Wednesday, June 25, 2008

Victoria Falls, Zambia






June 21
Luckily, due to icing my knee and taking advil, I am walking without pain. For breakfast I eat the dinner I missed last night, and we return to Victoria Falls, one of the ‘Wonders of the World’. Knowing we will get wet from the spray of the pounding water, we wear ponchos, flip flops, and bring a change of clothes. The double rainbow created by the reflections of the water, the immense depth (1000 meters) and width (1800 meters) of the falls, and the powerful force of the water is spectacular! (pictures 1,2,3) Entranced , I watch it for a long time.
The local market at the falls has more variety of crafts, and after purchasing a pair of Toka masks, and a beautiful carved wood platter with giraffe handles, I take an amazing 15 minute helicopter ride over the falls (picture 4), where I am able to see the magnitude of the falls, and the gorges through which the water flows down to reach the fertile farm land. The Toka people founded Victoria falls in the 1700’s and called it the ‘smoke that thunders’. They wore masks to protect them against the spirit of the Falls.

------------------------------------------------------------

* **Task requirements**:
**A)** In the Victoria Falls travel entry, what did the Toka people call the falls?
**B)** Print the part of the Victoria Falls travel entry that opens with the words containing "The local market" and closes with "of the Falls.".
**C)** Carry on the Victoria Falls travel entry from the point where it stops.
The items placed after this point come from a different source than the travel entry.

Extracted records:
------------------------------------------------------------

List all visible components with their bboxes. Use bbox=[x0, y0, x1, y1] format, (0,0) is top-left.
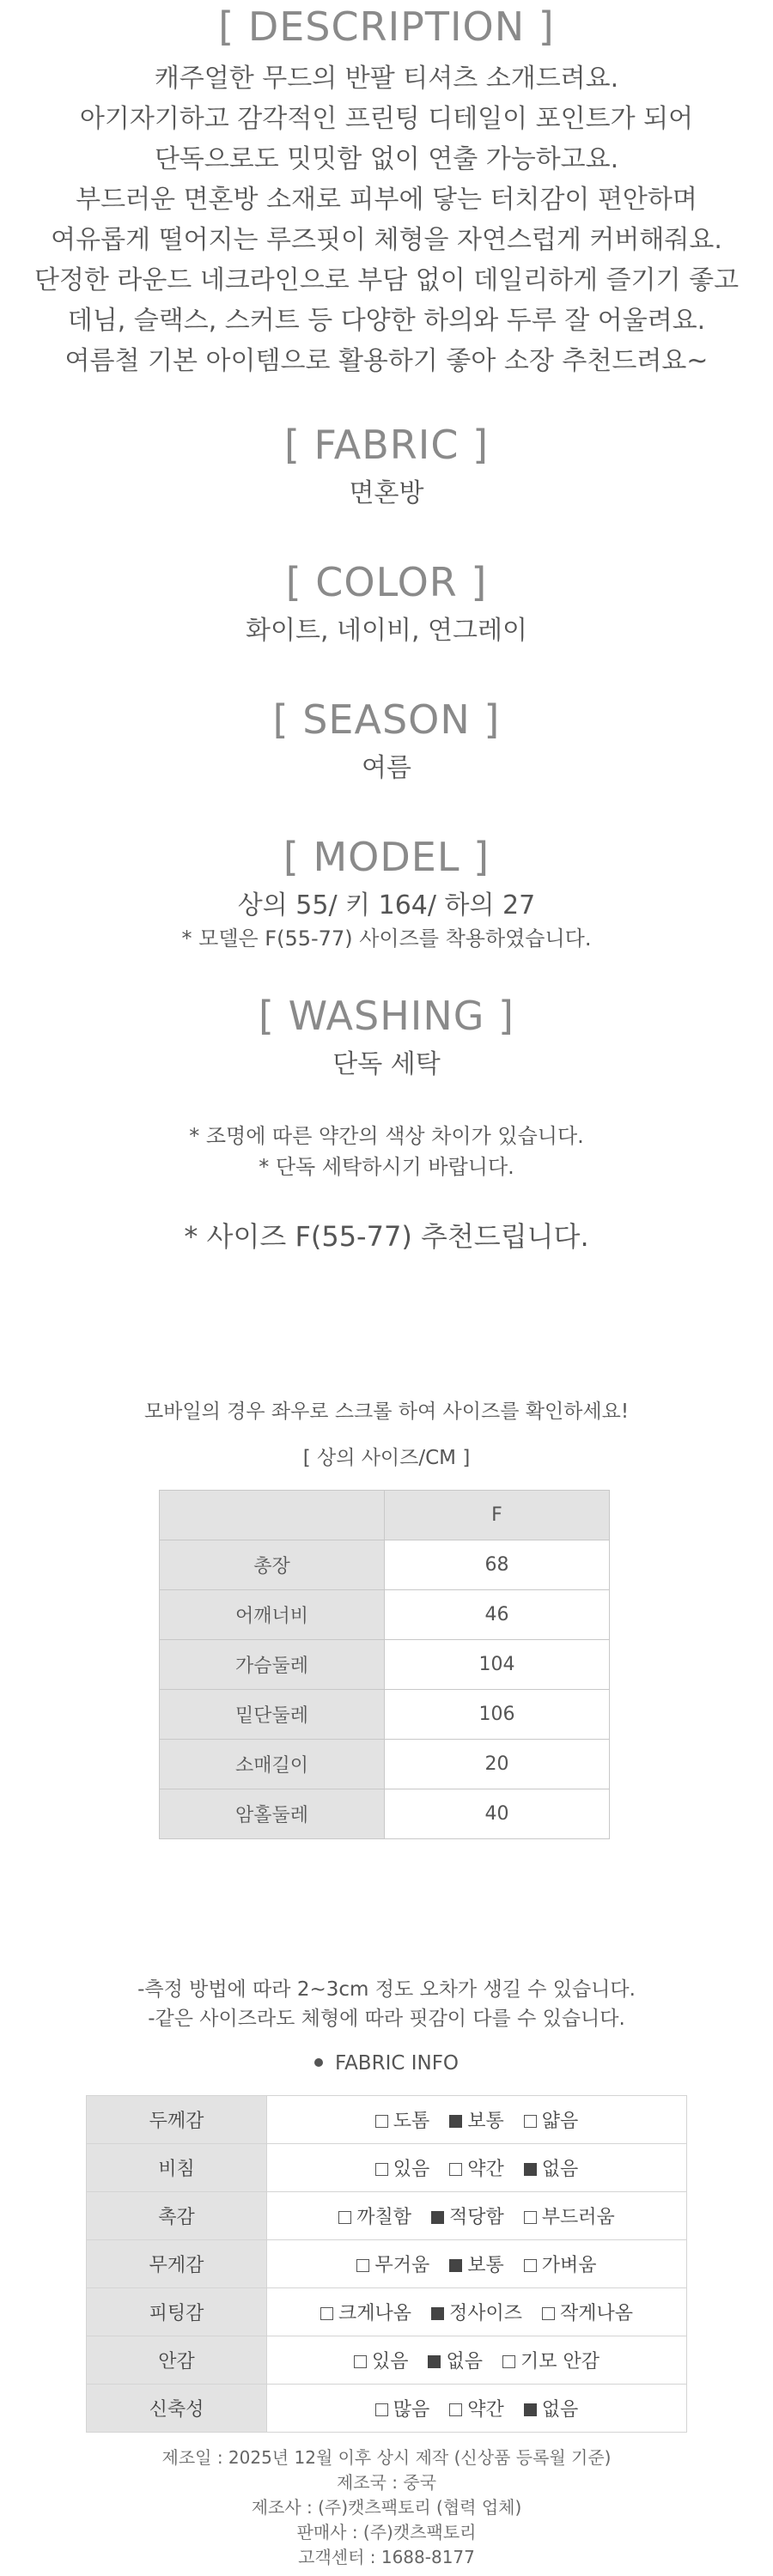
footer-line: 제조국 : 중국 bbox=[336, 2472, 437, 2493]
option: 보통 bbox=[449, 2106, 504, 2133]
table-row bbox=[87, 2288, 687, 2336]
color-section bbox=[0, 559, 773, 648]
size-label: 어깨너비 bbox=[160, 1590, 385, 1640]
product-info-footer bbox=[0, 2445, 773, 2570]
checkbox-icon bbox=[524, 2115, 537, 2128]
size-value: 68 bbox=[385, 1540, 610, 1590]
measure-notes bbox=[0, 1975, 773, 2033]
description-line: 부드러운 면혼방 소재로 피부에 닿는 터치감이 편안하며 bbox=[76, 185, 697, 215]
checkbox-icon bbox=[338, 2211, 351, 2224]
option: 무거움 bbox=[356, 2251, 429, 2277]
fabric-info-options bbox=[267, 2385, 687, 2433]
table-header-size: F bbox=[385, 1491, 610, 1540]
fabric-info-table bbox=[86, 2095, 687, 2433]
size-value: 106 bbox=[385, 1690, 610, 1740]
option: 도톰 bbox=[375, 2106, 430, 2133]
season-section bbox=[0, 696, 773, 786]
fabric-info-options bbox=[267, 2144, 687, 2192]
footer-line: 제조일 : 2025년 12월 이후 상시 제작 (신상품 등록월 기준) bbox=[161, 2447, 612, 2468]
option: 약간 bbox=[449, 2395, 504, 2421]
size-label: 가슴둘레 bbox=[160, 1640, 385, 1690]
fabric-value: 면혼방 bbox=[349, 478, 424, 508]
option: 약간 bbox=[449, 2154, 504, 2181]
option: 정사이즈 bbox=[431, 2299, 522, 2325]
footer-line: 제조사 : (주)캣츠팩토리 (협력 업체) bbox=[251, 2497, 522, 2518]
fabric-info-options bbox=[267, 2192, 687, 2240]
size-value: 40 bbox=[385, 1789, 610, 1839]
mobile-scroll-hint: 모바일의 경우 좌우로 스크롤 하여 사이즈를 확인하세요! bbox=[143, 1400, 630, 1423]
fabric-info-label: 신축성 bbox=[87, 2385, 267, 2433]
checkbox-checked-icon bbox=[431, 2211, 444, 2224]
size-value: 46 bbox=[385, 1590, 610, 1640]
option: 가벼움 bbox=[524, 2251, 597, 2277]
size-value: 104 bbox=[385, 1640, 610, 1690]
washing-value: 단독 세탁 bbox=[332, 1049, 441, 1079]
option: 보통 bbox=[449, 2251, 504, 2277]
notices bbox=[0, 1121, 773, 1182]
size-table bbox=[159, 1490, 610, 1839]
season-title: [ SEASON ] bbox=[272, 696, 501, 743]
checkbox-icon bbox=[375, 2163, 388, 2176]
fabric-info-heading bbox=[0, 2049, 773, 2078]
fabric-section bbox=[0, 422, 773, 511]
fabric-info-label: 촉감 bbox=[87, 2192, 267, 2240]
description-text bbox=[0, 58, 773, 381]
checkbox-icon bbox=[524, 2259, 537, 2272]
fabric-info-options bbox=[267, 2240, 687, 2288]
table-row bbox=[87, 2192, 687, 2240]
measure-note-line: -같은 사이즈라도 체형에 따라 핏감이 다를 수 있습니다. bbox=[148, 2008, 625, 2030]
model-section bbox=[0, 834, 773, 954]
checkbox-checked-icon bbox=[449, 2259, 462, 2272]
option: 있음 bbox=[354, 2347, 409, 2373]
fabric-info-label: 두께감 bbox=[87, 2096, 267, 2144]
fabric-info-title: FABRIC INFO bbox=[334, 2052, 460, 2075]
footer-line: 고객센터 : 1688-8177 bbox=[298, 2547, 475, 2567]
fabric-title: [ FABRIC ] bbox=[283, 422, 490, 468]
washing-section bbox=[0, 993, 773, 1082]
checkbox-checked-icon bbox=[428, 2355, 441, 2368]
model-note: * 모델은 F(55-77) 사이즈를 착용하였습니다. bbox=[181, 927, 592, 951]
size-label: 소매길이 bbox=[160, 1740, 385, 1789]
checkbox-icon bbox=[375, 2115, 388, 2128]
checkbox-icon bbox=[524, 2211, 537, 2224]
table-row bbox=[87, 2096, 687, 2144]
description-line: 아기자기하고 감각적인 프린팅 디테일이 포인트가 되어 bbox=[79, 104, 694, 134]
checkbox-icon bbox=[375, 2403, 388, 2416]
footer-line: 판매사 : (주)캣츠팩토리 bbox=[296, 2522, 477, 2543]
model-title: [ MODEL ] bbox=[283, 834, 490, 880]
fabric-info-label: 비침 bbox=[87, 2144, 267, 2192]
model-value: 상의 55/ 키 164/ 하의 27 bbox=[237, 890, 536, 920]
table-header-row bbox=[160, 1491, 610, 1540]
measure-note-line: -측정 방법에 따라 2~3cm 정도 오차가 생길 수 있습니다. bbox=[137, 1978, 636, 2001]
size-label: 총장 bbox=[160, 1540, 385, 1590]
checkbox-icon bbox=[502, 2355, 515, 2368]
size-recommend: * 사이즈 F(55-77) 추천드립니다. bbox=[184, 1220, 589, 1253]
fabric-info-options bbox=[267, 2336, 687, 2385]
description-line: 단독으로도 밋밋함 없이 연출 가능하고요. bbox=[154, 144, 619, 174]
table-row bbox=[160, 1740, 610, 1789]
table-row bbox=[160, 1640, 610, 1690]
fabric-info-options bbox=[267, 2096, 687, 2144]
checkbox-checked-icon bbox=[524, 2163, 537, 2176]
description-line: 여유롭게 떨어지는 루즈핏이 체형을 자연스럽게 커버해줘요. bbox=[51, 225, 722, 255]
table-row bbox=[160, 1690, 610, 1740]
description-line: 데님, 슬랙스, 스커트 등 다양한 하의와 두루 잘 어울려요. bbox=[67, 306, 706, 336]
option: 있음 bbox=[375, 2154, 430, 2181]
option: 없음 bbox=[524, 2154, 579, 2181]
checkbox-checked-icon bbox=[449, 2115, 462, 2128]
season-value: 여름 bbox=[362, 753, 411, 783]
option: 없음 bbox=[524, 2395, 579, 2421]
color-value: 화이트, 네이비, 연그레이 bbox=[246, 616, 527, 646]
size-label: 밑단둘레 bbox=[160, 1690, 385, 1740]
option: 많음 bbox=[375, 2395, 430, 2421]
description-line: 여름철 기본 아이템으로 활용하기 좋아 소장 추천드려요~ bbox=[64, 346, 709, 376]
table-row bbox=[87, 2240, 687, 2288]
option: 까칠함 bbox=[338, 2202, 411, 2229]
table-row bbox=[160, 1540, 610, 1590]
fabric-info-label: 피팅감 bbox=[87, 2288, 267, 2336]
fabric-info-options bbox=[267, 2288, 687, 2336]
table-row bbox=[87, 2144, 687, 2192]
checkbox-icon bbox=[354, 2355, 367, 2368]
color-title: [ COLOR ] bbox=[285, 559, 488, 605]
description-title: [ DESCRIPTION ] bbox=[218, 3, 555, 50]
washing-title: [ WASHING ] bbox=[259, 993, 514, 1039]
size-table-title: [ 상의 사이즈/CM ] bbox=[302, 1447, 471, 1469]
checkbox-icon bbox=[449, 2163, 462, 2176]
description-line: 단정한 라운드 네크라인으로 부담 없이 데일리하게 즐기기 좋고 bbox=[33, 265, 740, 295]
option: 부드러움 bbox=[524, 2202, 615, 2229]
table-header-empty bbox=[160, 1491, 385, 1540]
checkbox-checked-icon bbox=[431, 2307, 444, 2320]
table-row bbox=[87, 2385, 687, 2433]
fabric-info-label: 무게감 bbox=[87, 2240, 267, 2288]
fabric-info-label: 안감 bbox=[87, 2336, 267, 2385]
notice-line: * 단독 세탁하시기 바랍니다. bbox=[259, 1155, 514, 1179]
description-line: 캐주얼한 무드의 반팔 티셔츠 소개드려요. bbox=[154, 64, 619, 94]
table-row bbox=[160, 1789, 610, 1839]
notice-line: * 조명에 따른 약간의 색상 차이가 있습니다. bbox=[189, 1124, 584, 1148]
checkbox-icon bbox=[320, 2307, 333, 2320]
size-value: 20 bbox=[385, 1740, 610, 1789]
bullet-icon bbox=[314, 2058, 323, 2067]
checkbox-icon bbox=[542, 2307, 555, 2320]
checkbox-checked-icon bbox=[524, 2403, 537, 2416]
option: 기모 안감 bbox=[502, 2347, 600, 2373]
option: 없음 bbox=[428, 2347, 483, 2373]
table-row bbox=[87, 2336, 687, 2385]
table-row bbox=[160, 1590, 610, 1640]
checkbox-icon bbox=[449, 2403, 462, 2416]
description-section bbox=[0, 3, 773, 381]
option: 작게나옴 bbox=[542, 2299, 633, 2325]
option: 얇음 bbox=[524, 2106, 579, 2133]
checkbox-icon bbox=[356, 2259, 369, 2272]
size-label: 암홀둘레 bbox=[160, 1789, 385, 1839]
option: 크게나옴 bbox=[320, 2299, 411, 2325]
option: 적당함 bbox=[431, 2202, 504, 2229]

------------------------------------------------------------

* **Outputs in order**:
**A)** They called it the "smoke that thunders."

**B)**
The local market at the falls has more variety of crafts, and after purchasing a pair of Toka masks, and a beautiful carved wood platter with giraffe handles, I take an amazing 15 minute helicopter ride over the falls (picture 4), where I am able to see the magnitude of the falls, and the gorges through which the water flows down to reach the fertile farm land. The Toka people founded Victoria falls in the 1700’s and called it the ‘smoke that thunders’. They wore masks to protect them against the spirit of the Falls.

**C)**
After returning to Tongabezi for a hot bath and late lunch, I meet Kingsley who joins me for a sunset canoe cruise (picture ). He is a white, rugged, hard working, sensitive man, who grew up on a farm in a country in the middle of Africa. He lives in Johannesburg (aka Jo’Burg), but works all over Africa for a company that builds and manages housing for construction workers, to upscale lodges in an environmentally sensitive way.
We are paddled through gentle rapids, see a few hippos, and pass by the small private island which can be reserved by Tongabezi Lodge guests for camping including all lodge services. We see waves of 1000’s of tiny birds called Queilea, which are like locusts and eat the crops. On the bank of the river I see a very large lizard that looks like a baby alligator. Upon returning, we warm up by the outdoor fire where I meet an extended family from Miami, celebrating the grandparents 50th wedding anniversary. Sarah, the daughter in law, and I connect immediately, play Jewish geography, and find out we know some Miami people in common. The family is in the building business and recently moved to Las Vegas.
Each of the Chalets are different, and one of them is a very cool ‘tree house’ with no walls except the side of a hill as its back wall, and separated from the elements only by one piece of wood railing (picture 5), sitting next to the wide river. I am thinking I could be happy living in this tree house, volunteering my time at the school next door operated by the Lodge, and helping with guest relations.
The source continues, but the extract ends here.